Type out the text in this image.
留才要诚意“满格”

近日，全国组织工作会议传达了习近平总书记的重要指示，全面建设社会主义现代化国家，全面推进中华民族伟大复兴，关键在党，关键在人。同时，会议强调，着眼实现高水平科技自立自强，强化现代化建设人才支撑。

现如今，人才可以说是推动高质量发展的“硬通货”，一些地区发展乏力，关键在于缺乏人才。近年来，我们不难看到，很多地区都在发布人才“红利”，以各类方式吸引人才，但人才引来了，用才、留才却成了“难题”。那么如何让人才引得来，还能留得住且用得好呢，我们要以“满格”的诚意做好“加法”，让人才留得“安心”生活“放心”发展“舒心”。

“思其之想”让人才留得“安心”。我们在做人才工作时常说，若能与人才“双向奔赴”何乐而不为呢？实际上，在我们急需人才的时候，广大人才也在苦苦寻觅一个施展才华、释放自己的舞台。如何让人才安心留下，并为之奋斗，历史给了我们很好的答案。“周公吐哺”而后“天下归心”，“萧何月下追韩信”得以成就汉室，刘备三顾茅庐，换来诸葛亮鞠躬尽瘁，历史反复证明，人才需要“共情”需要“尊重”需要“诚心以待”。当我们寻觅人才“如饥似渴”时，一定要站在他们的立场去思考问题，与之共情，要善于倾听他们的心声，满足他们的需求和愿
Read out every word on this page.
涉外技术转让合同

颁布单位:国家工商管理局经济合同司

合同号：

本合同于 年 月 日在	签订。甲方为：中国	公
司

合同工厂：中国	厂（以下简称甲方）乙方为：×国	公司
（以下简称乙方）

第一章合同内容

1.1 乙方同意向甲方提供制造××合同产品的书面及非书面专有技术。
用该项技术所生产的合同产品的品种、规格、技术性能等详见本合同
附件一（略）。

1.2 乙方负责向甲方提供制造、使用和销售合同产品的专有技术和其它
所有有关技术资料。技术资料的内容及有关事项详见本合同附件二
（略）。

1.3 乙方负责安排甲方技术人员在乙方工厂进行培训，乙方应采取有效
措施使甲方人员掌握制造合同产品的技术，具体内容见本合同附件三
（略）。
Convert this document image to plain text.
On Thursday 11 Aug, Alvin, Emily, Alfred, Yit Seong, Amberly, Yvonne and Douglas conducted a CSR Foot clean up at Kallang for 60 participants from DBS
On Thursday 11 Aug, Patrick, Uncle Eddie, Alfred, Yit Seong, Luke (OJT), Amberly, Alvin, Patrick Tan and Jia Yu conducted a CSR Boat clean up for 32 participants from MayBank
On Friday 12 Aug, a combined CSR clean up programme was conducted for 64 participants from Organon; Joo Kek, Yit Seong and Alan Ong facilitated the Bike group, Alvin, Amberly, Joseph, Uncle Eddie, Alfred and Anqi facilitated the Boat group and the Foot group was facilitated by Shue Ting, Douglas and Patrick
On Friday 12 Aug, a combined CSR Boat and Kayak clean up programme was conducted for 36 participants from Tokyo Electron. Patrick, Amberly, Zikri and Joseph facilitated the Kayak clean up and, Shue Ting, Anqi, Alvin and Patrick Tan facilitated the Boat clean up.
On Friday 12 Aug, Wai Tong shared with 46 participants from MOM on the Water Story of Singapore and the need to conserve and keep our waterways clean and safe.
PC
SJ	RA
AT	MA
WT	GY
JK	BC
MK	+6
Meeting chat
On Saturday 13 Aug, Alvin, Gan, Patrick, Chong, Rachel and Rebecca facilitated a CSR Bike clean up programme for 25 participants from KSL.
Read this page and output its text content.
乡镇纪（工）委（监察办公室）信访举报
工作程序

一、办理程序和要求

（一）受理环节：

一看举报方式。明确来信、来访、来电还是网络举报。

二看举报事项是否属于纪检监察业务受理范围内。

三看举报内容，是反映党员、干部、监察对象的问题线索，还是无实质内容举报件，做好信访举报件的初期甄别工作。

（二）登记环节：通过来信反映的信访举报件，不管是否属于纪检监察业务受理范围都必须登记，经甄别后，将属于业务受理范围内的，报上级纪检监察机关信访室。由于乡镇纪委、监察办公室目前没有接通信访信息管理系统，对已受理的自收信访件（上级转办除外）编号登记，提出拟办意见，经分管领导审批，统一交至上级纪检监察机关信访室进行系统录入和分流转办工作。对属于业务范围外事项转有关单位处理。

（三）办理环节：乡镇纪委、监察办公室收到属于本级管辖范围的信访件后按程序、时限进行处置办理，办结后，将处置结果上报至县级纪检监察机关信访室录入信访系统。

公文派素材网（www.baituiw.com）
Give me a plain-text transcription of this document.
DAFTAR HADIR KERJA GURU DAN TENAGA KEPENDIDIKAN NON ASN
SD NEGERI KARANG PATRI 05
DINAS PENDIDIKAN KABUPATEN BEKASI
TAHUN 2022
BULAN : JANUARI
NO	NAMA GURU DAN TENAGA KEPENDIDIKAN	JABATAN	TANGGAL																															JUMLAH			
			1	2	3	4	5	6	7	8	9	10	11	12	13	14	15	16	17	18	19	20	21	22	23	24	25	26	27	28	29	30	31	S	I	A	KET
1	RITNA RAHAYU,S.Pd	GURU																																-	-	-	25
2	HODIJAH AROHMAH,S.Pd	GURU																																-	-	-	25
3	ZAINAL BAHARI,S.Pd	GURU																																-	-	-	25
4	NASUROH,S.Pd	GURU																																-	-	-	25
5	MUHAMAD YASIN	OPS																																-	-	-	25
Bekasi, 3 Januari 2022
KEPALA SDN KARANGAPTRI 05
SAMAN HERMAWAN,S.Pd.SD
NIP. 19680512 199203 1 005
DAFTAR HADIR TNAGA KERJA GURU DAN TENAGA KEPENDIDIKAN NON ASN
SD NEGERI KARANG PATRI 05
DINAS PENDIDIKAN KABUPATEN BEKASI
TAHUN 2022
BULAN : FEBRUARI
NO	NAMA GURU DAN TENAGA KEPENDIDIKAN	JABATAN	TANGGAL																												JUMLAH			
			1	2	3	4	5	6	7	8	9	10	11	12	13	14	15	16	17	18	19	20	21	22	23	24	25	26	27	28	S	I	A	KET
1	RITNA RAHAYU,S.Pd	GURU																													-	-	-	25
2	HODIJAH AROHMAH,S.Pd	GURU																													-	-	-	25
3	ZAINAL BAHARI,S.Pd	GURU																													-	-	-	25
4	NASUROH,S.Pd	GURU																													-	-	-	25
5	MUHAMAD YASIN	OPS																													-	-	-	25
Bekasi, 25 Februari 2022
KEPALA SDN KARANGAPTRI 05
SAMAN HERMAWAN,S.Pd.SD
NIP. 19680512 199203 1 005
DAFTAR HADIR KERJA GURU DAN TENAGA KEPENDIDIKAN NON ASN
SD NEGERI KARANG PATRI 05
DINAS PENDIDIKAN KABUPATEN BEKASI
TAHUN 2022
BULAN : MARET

========

◆ **Objective**: Report how many lines of the records above contain the word "text", and give only that number.

◆ **Worked answer**: 4